Given instruction — Pick out the lines below with "边墩承台为" and list them.

Provided records —
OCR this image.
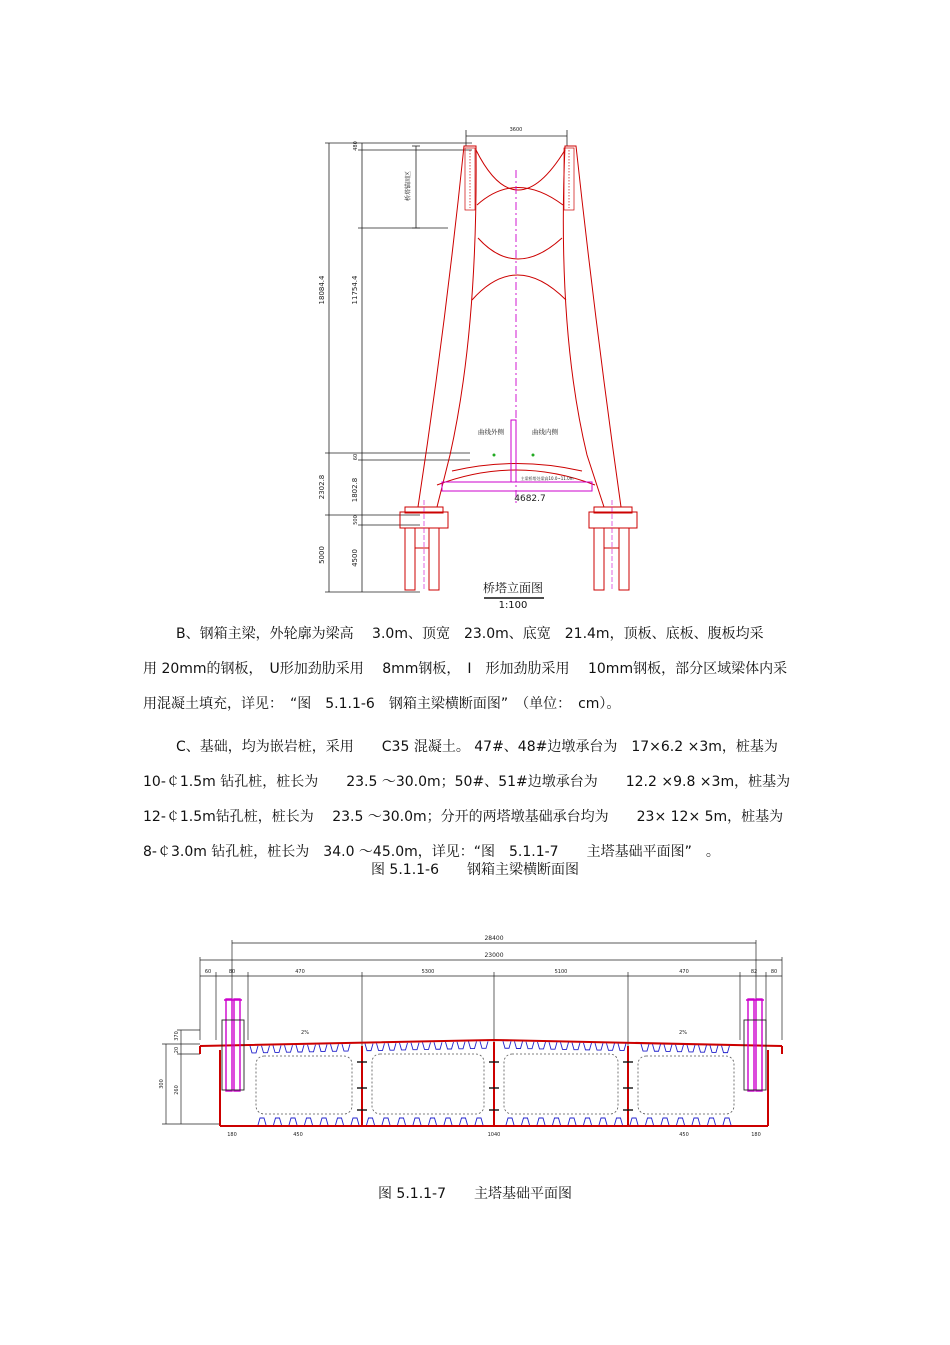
3600
18084.4	11754.4
480
60
2302.8	1802.8
500
5000	4500
桥塔锚固区
曲线外侧	曲线内侧
主梁桥塔处梁高10.0~11.0m
4682.7
桥塔立面图
1:100
B、钢箱主梁，外轮廓为梁高　 3.0m、顶宽　23.0m、底宽　21.4m，顶板、底板、腹板均采
用 20mm的钢板，　U形加劲肋采用　 8mm钢板，　I　形加劲肋采用　 10mm钢板，部分区域梁体内采
用混凝土填充，详见：　“图　5.1.1-6　钢箱主梁横断面图”　（单位：　cm）。
C、基础，均为嵌岩桩，采用　　C35 混凝土。 47#、48#边墩承台为　17×6.2 ×3m，桩基为
10-￠1.5m 钻孔桩，桩长为　　23.5 ～30.0m；50#、51#边墩承台为　　12.2 ×9.8 ×3m，桩基为
12-￠1.5m钻孔桩，桩长为　 23.5 ～30.0m；分开的两塔墩基础承台均为　　23× 12× 5m，桩基为
8-￠3.0m 钻孔桩，桩长为　34.0 ～45.0m，详见：“图　5.1.1-7　　主塔基础平面图”　。
图 5.1.1-6　　钢箱主梁横断面图
28400
23000
60	80	470	5300	5100	470	82	80
300
370
20
260
2%	2%
180	450	1040	450	180
图 5.1.1-7　　主塔基础平面图
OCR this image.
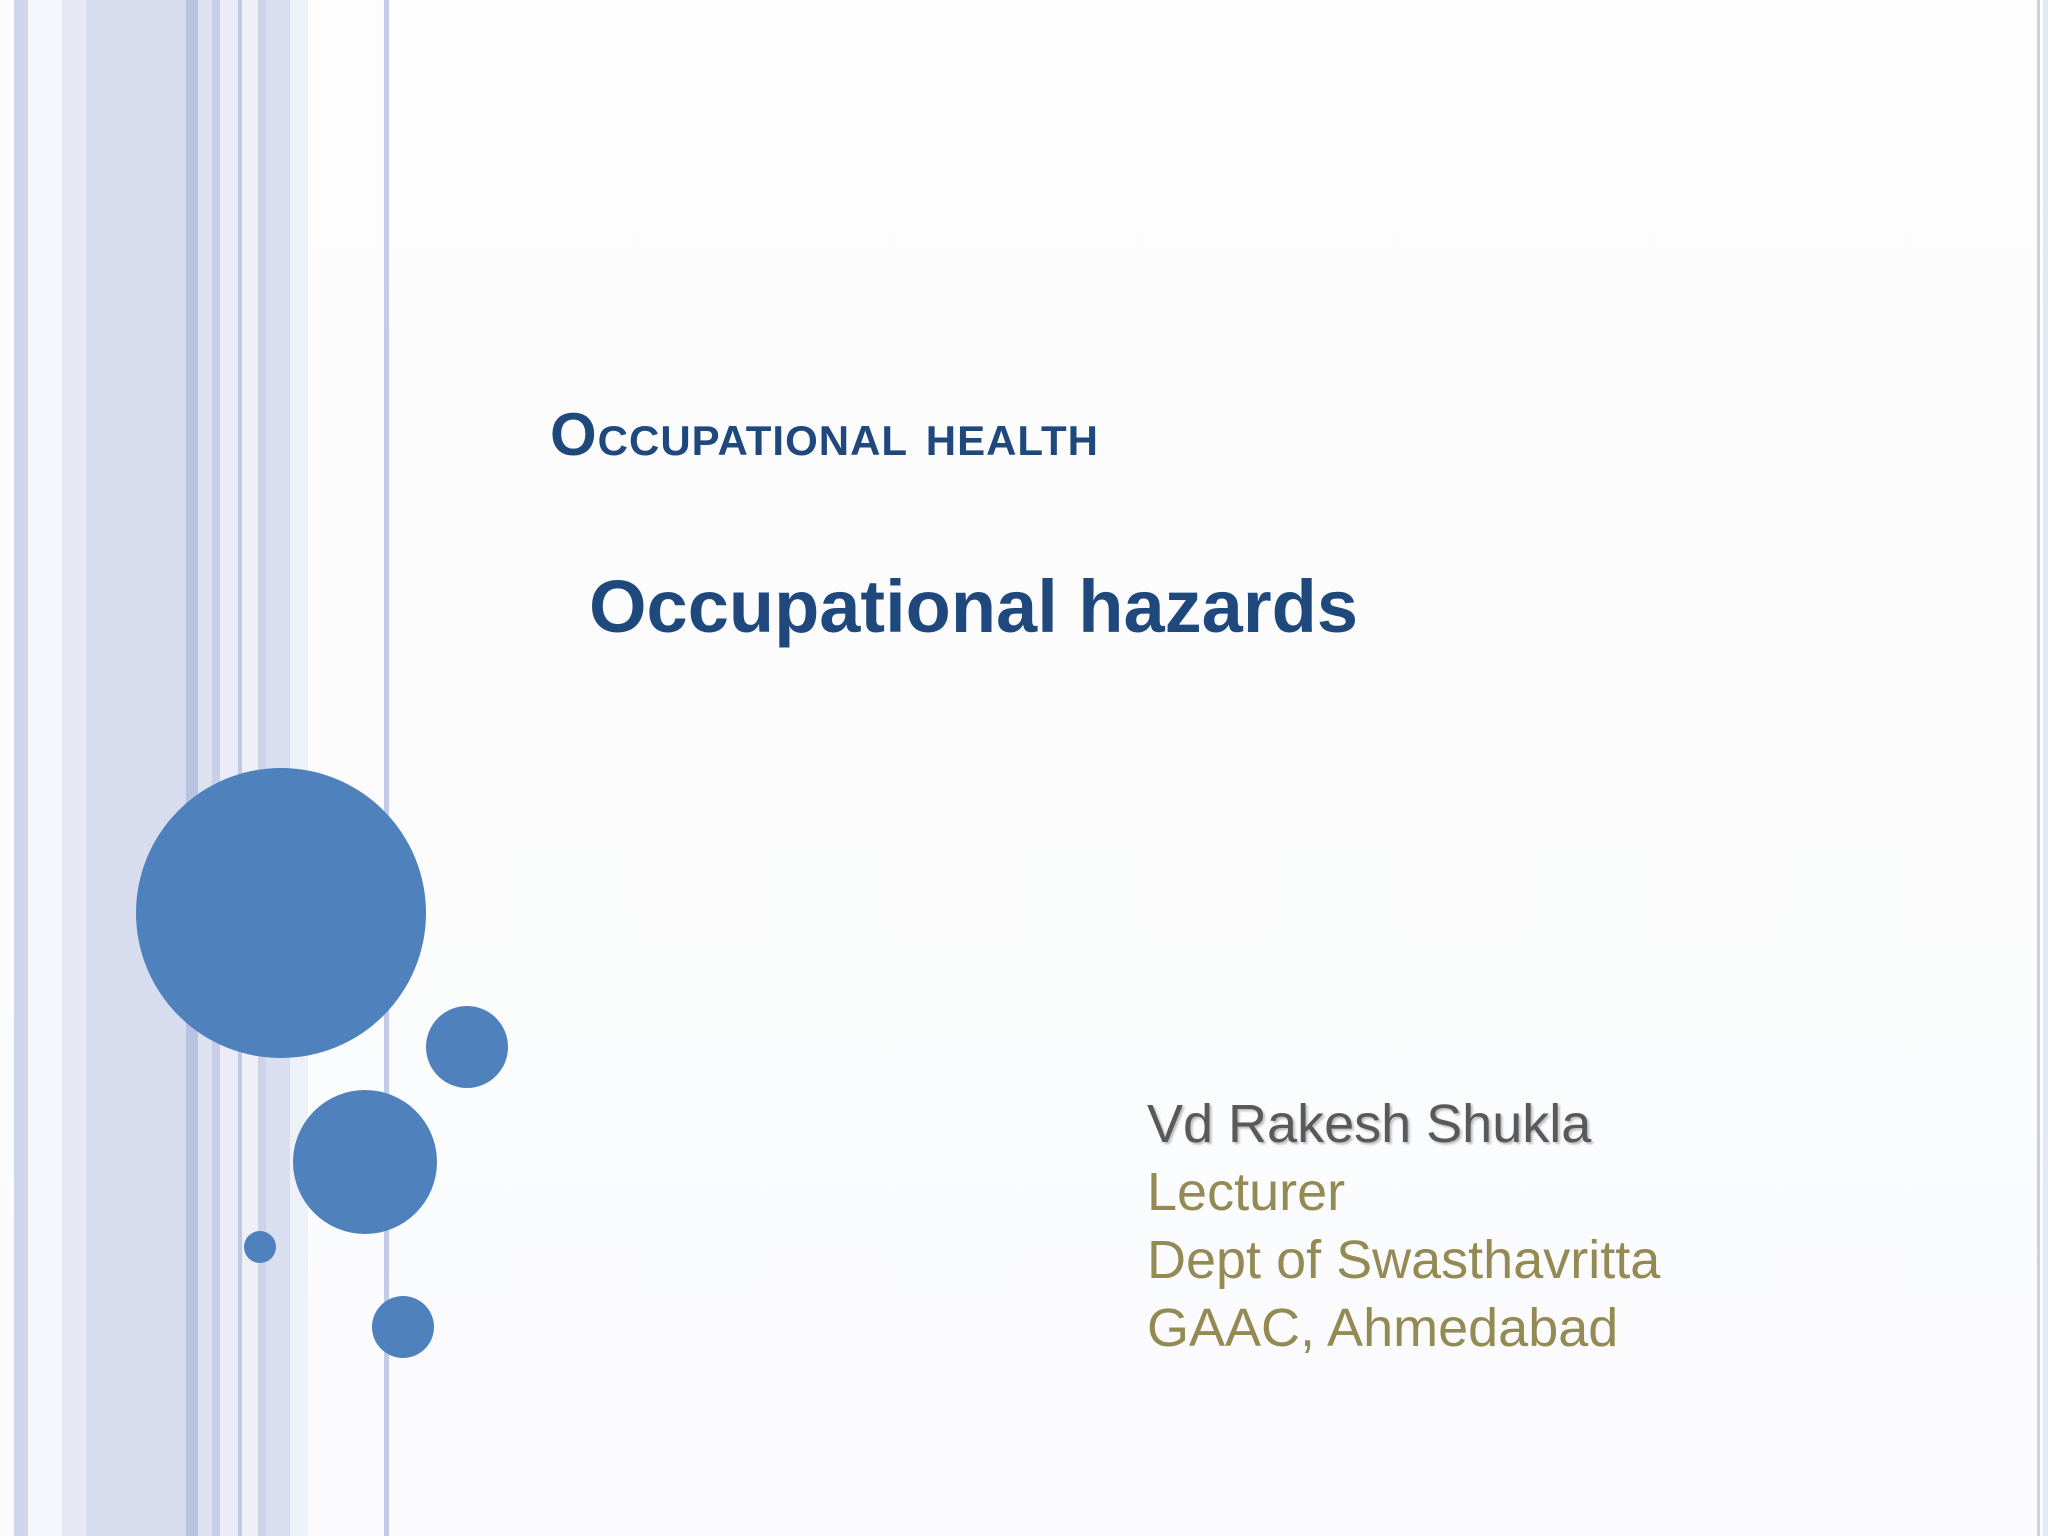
Occupational health
Occupational hazards
Vd Rakesh Shukla
Lecturer
Dept of Swasthavritta
GAAC, Ahmedabad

Full output —
C、基础，均为嵌岩桩，采用　　C35 混凝土。 47#、48#边墩承台为　17×6.2 ×3m，桩基为
10-￠1.5m 钻孔桩，桩长为　　23.5 ～30.0m；50#、51#边墩承台为　　12.2 ×9.8 ×3m，桩基为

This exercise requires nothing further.